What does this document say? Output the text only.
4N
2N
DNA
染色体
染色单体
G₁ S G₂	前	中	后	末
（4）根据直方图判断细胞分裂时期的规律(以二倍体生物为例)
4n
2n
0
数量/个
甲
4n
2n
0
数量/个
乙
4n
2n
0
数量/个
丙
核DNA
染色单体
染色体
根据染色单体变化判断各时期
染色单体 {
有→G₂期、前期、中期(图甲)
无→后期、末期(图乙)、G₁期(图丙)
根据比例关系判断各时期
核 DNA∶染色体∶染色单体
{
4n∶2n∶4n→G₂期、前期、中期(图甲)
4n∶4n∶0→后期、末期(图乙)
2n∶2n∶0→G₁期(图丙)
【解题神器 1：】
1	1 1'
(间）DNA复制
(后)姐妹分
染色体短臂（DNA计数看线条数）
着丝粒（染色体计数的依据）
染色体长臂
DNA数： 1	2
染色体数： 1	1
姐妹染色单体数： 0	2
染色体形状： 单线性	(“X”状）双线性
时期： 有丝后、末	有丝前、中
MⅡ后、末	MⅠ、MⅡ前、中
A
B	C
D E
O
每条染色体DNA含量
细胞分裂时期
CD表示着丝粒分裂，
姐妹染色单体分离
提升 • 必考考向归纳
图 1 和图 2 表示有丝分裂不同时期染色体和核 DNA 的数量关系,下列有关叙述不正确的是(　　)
* * *
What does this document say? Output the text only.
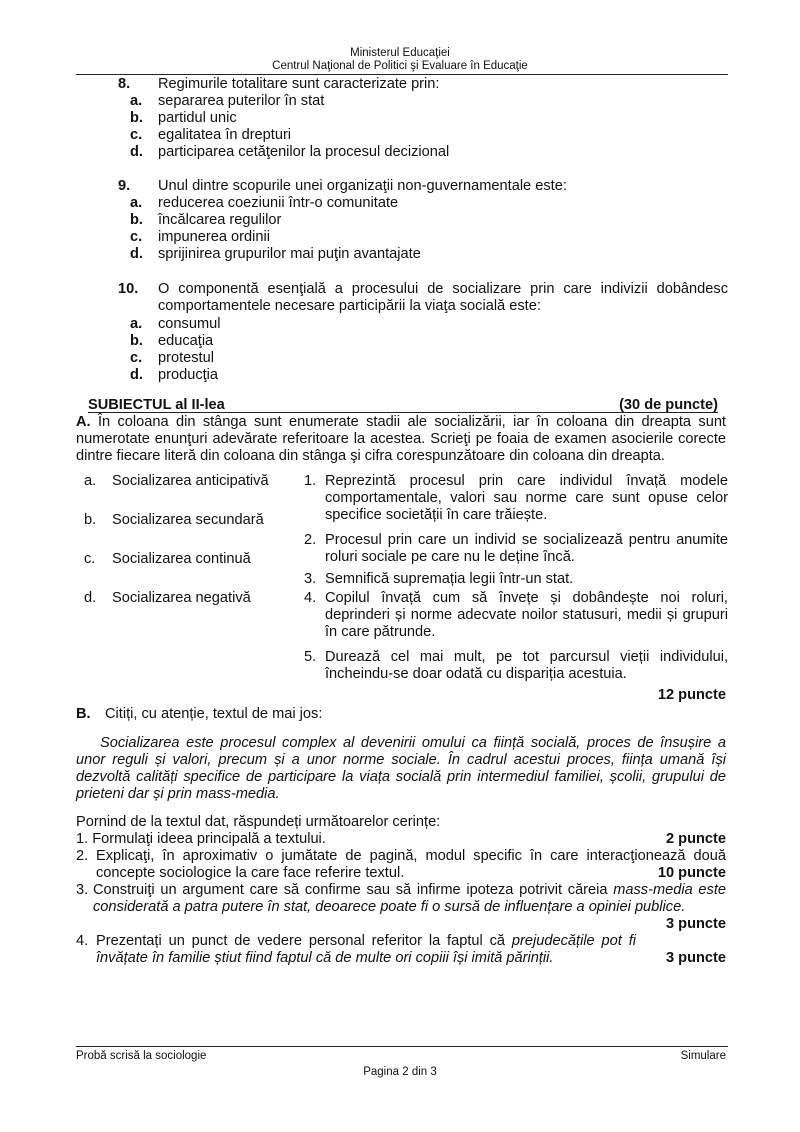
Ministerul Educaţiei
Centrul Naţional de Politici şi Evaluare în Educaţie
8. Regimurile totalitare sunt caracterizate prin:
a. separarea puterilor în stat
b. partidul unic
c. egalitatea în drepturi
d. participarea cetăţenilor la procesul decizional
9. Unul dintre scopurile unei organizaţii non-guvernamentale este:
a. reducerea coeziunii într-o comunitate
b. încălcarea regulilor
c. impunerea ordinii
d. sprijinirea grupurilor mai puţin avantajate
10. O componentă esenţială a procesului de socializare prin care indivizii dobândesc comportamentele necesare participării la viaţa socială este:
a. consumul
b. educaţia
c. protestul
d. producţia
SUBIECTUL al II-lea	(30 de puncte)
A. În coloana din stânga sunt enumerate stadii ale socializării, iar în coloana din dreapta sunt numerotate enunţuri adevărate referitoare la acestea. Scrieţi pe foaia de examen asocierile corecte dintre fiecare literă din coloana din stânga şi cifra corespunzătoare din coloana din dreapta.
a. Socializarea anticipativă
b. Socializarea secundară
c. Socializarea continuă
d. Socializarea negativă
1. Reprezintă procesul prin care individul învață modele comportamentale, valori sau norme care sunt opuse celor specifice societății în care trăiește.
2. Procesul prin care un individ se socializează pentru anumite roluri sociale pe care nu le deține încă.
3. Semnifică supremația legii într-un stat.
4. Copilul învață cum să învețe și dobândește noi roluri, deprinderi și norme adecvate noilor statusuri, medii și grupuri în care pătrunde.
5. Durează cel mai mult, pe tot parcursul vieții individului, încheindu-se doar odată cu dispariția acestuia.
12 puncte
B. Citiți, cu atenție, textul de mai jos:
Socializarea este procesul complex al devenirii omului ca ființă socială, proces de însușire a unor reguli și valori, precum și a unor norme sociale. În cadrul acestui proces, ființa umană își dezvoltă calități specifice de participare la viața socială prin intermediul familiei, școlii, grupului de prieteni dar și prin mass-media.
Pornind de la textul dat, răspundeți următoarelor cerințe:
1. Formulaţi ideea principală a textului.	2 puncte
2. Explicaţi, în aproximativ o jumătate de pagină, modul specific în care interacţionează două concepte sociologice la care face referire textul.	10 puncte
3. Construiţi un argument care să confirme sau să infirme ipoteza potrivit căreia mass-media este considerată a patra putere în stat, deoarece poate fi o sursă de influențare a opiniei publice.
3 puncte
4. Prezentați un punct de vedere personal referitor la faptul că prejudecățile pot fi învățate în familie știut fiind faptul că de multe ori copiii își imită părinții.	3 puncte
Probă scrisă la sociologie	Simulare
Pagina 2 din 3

GIVEN TASK: From the entries, copy out each line containing the word "într".

ANSWER BELOW:
a. reducerea coeziunii într-o comunitate
3. Semnifică supremația legii într-un stat.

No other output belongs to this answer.